WORK TO BE COMPLETED:
Repeat every line below exactly, word for word.

DATA FOR PROCESSING:
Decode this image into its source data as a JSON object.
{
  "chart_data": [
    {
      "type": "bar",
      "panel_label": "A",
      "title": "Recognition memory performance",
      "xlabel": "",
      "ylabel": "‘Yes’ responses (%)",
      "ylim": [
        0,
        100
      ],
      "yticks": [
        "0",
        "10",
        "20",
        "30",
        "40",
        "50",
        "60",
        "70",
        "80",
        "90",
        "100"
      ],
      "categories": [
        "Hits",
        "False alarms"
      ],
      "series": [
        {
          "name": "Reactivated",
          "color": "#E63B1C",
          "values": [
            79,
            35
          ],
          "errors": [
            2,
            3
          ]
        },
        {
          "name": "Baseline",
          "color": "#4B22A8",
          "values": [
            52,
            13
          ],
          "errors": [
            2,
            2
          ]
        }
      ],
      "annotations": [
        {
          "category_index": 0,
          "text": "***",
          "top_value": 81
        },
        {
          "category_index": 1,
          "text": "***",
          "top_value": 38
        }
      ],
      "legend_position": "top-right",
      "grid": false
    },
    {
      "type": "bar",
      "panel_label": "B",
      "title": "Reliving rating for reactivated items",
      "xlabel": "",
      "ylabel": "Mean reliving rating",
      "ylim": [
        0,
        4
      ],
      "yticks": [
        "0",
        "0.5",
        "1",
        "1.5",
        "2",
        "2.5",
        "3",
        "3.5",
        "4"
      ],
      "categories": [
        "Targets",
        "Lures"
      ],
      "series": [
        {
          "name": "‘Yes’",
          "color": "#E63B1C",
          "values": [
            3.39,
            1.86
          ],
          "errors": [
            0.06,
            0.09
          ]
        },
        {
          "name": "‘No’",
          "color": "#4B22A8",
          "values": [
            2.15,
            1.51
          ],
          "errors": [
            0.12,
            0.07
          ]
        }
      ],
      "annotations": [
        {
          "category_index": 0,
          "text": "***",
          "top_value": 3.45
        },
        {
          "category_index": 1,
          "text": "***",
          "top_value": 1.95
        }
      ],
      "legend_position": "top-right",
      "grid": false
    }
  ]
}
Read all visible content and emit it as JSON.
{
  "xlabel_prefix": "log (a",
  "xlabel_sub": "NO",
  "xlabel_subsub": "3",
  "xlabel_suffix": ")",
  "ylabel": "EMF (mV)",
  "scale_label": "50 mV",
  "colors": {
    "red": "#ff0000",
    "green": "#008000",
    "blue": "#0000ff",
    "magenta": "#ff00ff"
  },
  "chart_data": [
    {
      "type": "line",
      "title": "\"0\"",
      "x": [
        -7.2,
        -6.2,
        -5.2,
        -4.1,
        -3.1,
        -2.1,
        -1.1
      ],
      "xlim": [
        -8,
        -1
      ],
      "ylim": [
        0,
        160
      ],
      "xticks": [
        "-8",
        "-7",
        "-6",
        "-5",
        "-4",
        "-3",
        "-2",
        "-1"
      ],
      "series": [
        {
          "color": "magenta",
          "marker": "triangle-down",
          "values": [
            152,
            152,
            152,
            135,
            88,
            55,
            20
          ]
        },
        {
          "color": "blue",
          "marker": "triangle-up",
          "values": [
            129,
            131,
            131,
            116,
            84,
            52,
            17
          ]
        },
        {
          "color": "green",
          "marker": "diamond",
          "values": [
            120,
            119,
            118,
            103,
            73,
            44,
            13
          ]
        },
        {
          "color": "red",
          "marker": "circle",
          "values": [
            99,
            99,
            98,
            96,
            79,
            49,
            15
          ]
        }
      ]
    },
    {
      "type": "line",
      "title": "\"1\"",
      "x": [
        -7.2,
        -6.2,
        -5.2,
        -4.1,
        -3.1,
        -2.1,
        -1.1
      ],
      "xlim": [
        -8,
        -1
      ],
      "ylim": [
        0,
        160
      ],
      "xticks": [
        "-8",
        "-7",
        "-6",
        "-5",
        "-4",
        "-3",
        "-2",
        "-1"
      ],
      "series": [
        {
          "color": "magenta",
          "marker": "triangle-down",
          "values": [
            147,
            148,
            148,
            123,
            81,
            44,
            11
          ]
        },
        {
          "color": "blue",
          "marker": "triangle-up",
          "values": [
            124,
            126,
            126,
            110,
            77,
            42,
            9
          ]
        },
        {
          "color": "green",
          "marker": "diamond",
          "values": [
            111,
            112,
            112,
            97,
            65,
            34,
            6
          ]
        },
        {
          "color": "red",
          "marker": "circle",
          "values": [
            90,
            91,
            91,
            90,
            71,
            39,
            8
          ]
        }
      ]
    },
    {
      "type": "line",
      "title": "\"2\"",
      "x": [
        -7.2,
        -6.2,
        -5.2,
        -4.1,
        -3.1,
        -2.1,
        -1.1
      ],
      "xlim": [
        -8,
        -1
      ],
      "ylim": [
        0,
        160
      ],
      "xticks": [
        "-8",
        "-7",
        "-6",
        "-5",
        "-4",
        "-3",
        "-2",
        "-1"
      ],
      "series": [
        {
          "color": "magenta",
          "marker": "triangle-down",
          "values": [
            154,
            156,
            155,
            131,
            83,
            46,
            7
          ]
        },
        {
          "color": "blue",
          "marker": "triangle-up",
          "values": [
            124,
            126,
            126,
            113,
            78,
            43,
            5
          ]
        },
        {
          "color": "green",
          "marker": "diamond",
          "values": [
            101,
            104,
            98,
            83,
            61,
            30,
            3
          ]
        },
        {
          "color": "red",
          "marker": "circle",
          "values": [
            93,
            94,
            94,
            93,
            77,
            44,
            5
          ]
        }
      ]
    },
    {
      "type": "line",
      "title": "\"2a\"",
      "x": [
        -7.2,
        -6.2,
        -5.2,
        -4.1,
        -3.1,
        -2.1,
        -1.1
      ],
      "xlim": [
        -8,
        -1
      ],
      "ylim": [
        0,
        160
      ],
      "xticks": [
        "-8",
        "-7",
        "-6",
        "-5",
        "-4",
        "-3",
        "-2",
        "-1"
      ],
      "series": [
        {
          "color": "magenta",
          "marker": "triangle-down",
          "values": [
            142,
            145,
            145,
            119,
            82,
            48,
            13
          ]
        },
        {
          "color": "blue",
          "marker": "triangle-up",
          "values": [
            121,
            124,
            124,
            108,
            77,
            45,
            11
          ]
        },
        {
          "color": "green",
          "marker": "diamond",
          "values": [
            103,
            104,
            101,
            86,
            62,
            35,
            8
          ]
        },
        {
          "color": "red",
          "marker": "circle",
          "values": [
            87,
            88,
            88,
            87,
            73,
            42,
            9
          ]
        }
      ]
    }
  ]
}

RESULT BELOW:
Decode this image into its source data as a JSON object.
{
  "chart_data": [
    {
      "type": "bar",
      "panel_label": "A",
      "title": "Recognition memory performance",
      "xlabel": "",
      "ylabel": "‘Yes’ responses (%)",
      "ylim": [
        0,
        100
      ],
      "yticks": [
        "0",
        "10",
        "20",
        "30",
        "40",
        "50",
        "60",
        "70",
        "80",
        "90",
        "100"
      ],
      "categories": [
        "Hits",
        "False alarms"
      ],
      "series": [
        {
          "name": "Reactivated",
          "color": "#E63B1C",
          "values": [
            79,
            35
          ],
          "errors": [
            2,
            3
          ]
        },
        {
          "name": "Baseline",
          "color": "#4B22A8",
          "values": [
            52,
            13
          ],
          "errors": [
            2,
            2
          ]
        }
      ],
      "annotations": [
        {
          "category_index": 0,
          "text": "***",
          "top_value": 81
        },
        {
          "category_index": 1,
          "text": "***",
          "top_value": 38
        }
      ],
      "legend_position": "top-right",
      "grid": false
    },
    {
      "type": "bar",
      "panel_label": "B",
      "title": "Reliving rating for reactivated items",
      "xlabel": "",
      "ylabel": "Mean reliving rating",
      "ylim": [
        0,
        4
      ],
      "yticks": [
        "0",
        "0.5",
        "1",
        "1.5",
        "2",
        "2.5",
        "3",
        "3.5",
        "4"
      ],
      "categories": [
        "Targets",
        "Lures"
      ],
      "series": [
        {
          "name": "‘Yes’",
          "color": "#E63B1C",
          "values": [
            3.39,
            1.86
          ],
          "errors": [
            0.06,
            0.09
          ]
        },
        {
          "name": "‘No’",
          "color": "#4B22A8",
          "values": [
            2.15,
            1.51
          ],
          "errors": [
            0.12,
            0.07
          ]
        }
      ],
      "annotations": [
        {
          "category_index": 0,
          "text": "***",
          "top_value": 3.45
        },
        {
          "category_index": 1,
          "text": "***",
          "top_value": 1.95
        }
      ],
      "legend_position": "top-right",
      "grid": false
    }
  ]
}
Read all visible content and emit it as JSON.
{
  "xlabel_prefix": "log (a",
  "xlabel_sub": "NO",
  "xlabel_subsub": "3",
  "xlabel_suffix": ")",
  "ylabel": "EMF (mV)",
  "scale_label": "50 mV",
  "colors": {
    "red": "#ff0000",
    "green": "#008000",
    "blue": "#0000ff",
    "magenta": "#ff00ff"
  },
  "chart_data": [
    {
      "type": "line",
      "title": "\"0\"",
      "x": [
        -7.2,
        -6.2,
        -5.2,
        -4.1,
        -3.1,
        -2.1,
        -1.1
      ],
      "xlim": [
        -8,
        -1
      ],
      "ylim": [
        0,
        160
      ],
      "xticks": [
        "-8",
        "-7",
        "-6",
        "-5",
        "-4",
        "-3",
        "-2",
        "-1"
      ],
      "series": [
        {
          "color": "magenta",
          "marker": "triangle-down",
          "values": [
            152,
            152,
            152,
            135,
            88,
            55,
            20
          ]
        },
        {
          "color": "blue",
          "marker": "triangle-up",
          "values": [
            129,
            131,
            131,
            116,
            84,
            52,
            17
          ]
        },
        {
          "color": "green",
          "marker": "diamond",
          "values": [
            120,
            119,
            118,
            103,
            73,
            44,
            13
          ]
        },
        {
          "color": "red",
          "marker": "circle",
          "values": [
            99,
            99,
            98,
            96,
            79,
            49,
            15
          ]
        }
      ]
    },
    {
      "type": "line",
      "title": "\"1\"",
      "x": [
        -7.2,
        -6.2,
        -5.2,
        -4.1,
        -3.1,
        -2.1,
        -1.1
      ],
      "xlim": [
        -8,
        -1
      ],
      "ylim": [
        0,
        160
      ],
      "xticks": [
        "-8",
        "-7",
        "-6",
        "-5",
        "-4",
        "-3",
        "-2",
        "-1"
      ],
      "series": [
        {
          "color": "magenta",
          "marker": "triangle-down",
          "values": [
            147,
            148,
            148,
            123,
            81,
            44,
            11
          ]
        },
        {
          "color": "blue",
          "marker": "triangle-up",
          "values": [
            124,
            126,
            126,
            110,
            77,
            42,
            9
          ]
        },
        {
          "color": "green",
          "marker": "diamond",
          "values": [
            111,
            112,
            112,
            97,
            65,
            34,
            6
          ]
        },
        {
          "color": "red",
          "marker": "circle",
          "values": [
            90,
            91,
            91,
            90,
            71,
            39,
            8
          ]
        }
      ]
    },
    {
      "type": "line",
      "title": "\"2\"",
      "x": [
        -7.2,
        -6.2,
        -5.2,
        -4.1,
        -3.1,
        -2.1,
        -1.1
      ],
      "xlim": [
        -8,
        -1
      ],
      "ylim": [
        0,
        160
      ],
      "xticks": [
        "-8",
        "-7",
        "-6",
        "-5",
        "-4",
        "-3",
        "-2",
        "-1"
      ],
      "series": [
        {
          "color": "magenta",
          "marker": "triangle-down",
          "values": [
            154,
            156,
            155,
            131,
            83,
            46,
            7
          ]
        },
        {
          "color": "blue",
          "marker": "triangle-up",
          "values": [
            124,
            126,
            126,
            113,
            78,
            43,
            5
          ]
        },
        {
          "color": "green",
          "marker": "diamond",
          "values": [
            101,
            104,
            98,
            83,
            61,
            30,
            3
          ]
        },
        {
          "color": "red",
          "marker": "circle",
          "values": [
            93,
            94,
            94,
            93,
            77,
            44,
            5
          ]
        }
      ]
    },
    {
      "type": "line",
      "title": "\"2a\"",
      "x": [
        -7.2,
        -6.2,
        -5.2,
        -4.1,
        -3.1,
        -2.1,
        -1.1
      ],
      "xlim": [
        -8,
        -1
      ],
      "ylim": [
        0,
        160
      ],
      "xticks": [
        "-8",
        "-7",
        "-6",
        "-5",
        "-4",
        "-3",
        "-2",
        "-1"
      ],
      "series": [
        {
          "color": "magenta",
          "marker": "triangle-down",
          "values": [
            142,
            145,
            145,
            119,
            82,
            48,
            13
          ]
        },
        {
          "color": "blue",
          "marker": "triangle-up",
          "values": [
            121,
            124,
            124,
            108,
            77,
            45,
            11
          ]
        },
        {
          "color": "green",
          "marker": "diamond",
          "values": [
            103,
            104,
            101,
            86,
            62,
            35,
            8
          ]
        },
        {
          "color": "red",
          "marker": "circle",
          "values": [
            87,
            88,
            88,
            87,
            73,
            42,
            9
          ]
        }
      ]
    }
  ]
}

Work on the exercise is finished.